• **What to do**
Below are some records; reproduce every one of them exactly.

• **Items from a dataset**
======

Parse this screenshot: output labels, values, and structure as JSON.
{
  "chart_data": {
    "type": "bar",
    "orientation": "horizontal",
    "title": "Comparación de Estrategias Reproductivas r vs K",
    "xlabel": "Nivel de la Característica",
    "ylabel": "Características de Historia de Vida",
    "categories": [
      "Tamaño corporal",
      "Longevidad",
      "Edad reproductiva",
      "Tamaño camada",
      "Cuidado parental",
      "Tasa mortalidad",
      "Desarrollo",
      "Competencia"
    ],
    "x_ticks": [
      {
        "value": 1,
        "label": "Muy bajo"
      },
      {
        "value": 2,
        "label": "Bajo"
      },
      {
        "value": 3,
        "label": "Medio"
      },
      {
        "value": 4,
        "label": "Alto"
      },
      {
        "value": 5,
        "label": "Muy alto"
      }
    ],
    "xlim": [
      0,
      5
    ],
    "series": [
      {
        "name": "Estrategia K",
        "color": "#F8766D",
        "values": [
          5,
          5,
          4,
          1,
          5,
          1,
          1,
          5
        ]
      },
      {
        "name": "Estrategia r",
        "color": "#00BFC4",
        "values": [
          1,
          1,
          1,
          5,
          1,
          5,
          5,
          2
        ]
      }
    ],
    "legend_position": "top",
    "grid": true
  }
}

======

• **Solution for this task**
Parse this screenshot: output labels, values, and structure as JSON.
{
  "chart_data": {
    "type": "bar",
    "orientation": "horizontal",
    "title": "Comparación de Estrategias Reproductivas r vs K",
    "xlabel": "Nivel de la Característica",
    "ylabel": "Características de Historia de Vida",
    "categories": [
      "Tamaño corporal",
      "Longevidad",
      "Edad reproductiva",
      "Tamaño camada",
      "Cuidado parental",
      "Tasa mortalidad",
      "Desarrollo",
      "Competencia"
    ],
    "x_ticks": [
      {
        "value": 1,
        "label": "Muy bajo"
      },
      {
        "value": 2,
        "label": "Bajo"
      },
      {
        "value": 3,
        "label": "Medio"
      },
      {
        "value": 4,
        "label": "Alto"
      },
      {
        "value": 5,
        "label": "Muy alto"
      }
    ],
    "xlim": [
      0,
      5
    ],
    "series": [
      {
        "name": "Estrategia K",
        "color": "#F8766D",
        "values": [
          5,
          5,
          4,
          1,
          5,
          1,
          1,
          5
        ]
      },
      {
        "name": "Estrategia r",
        "color": "#00BFC4",
        "values": [
          1,
          1,
          1,
          5,
          1,
          5,
          5,
          2
        ]
      }
    ],
    "legend_position": "top",
    "grid": true
  }
}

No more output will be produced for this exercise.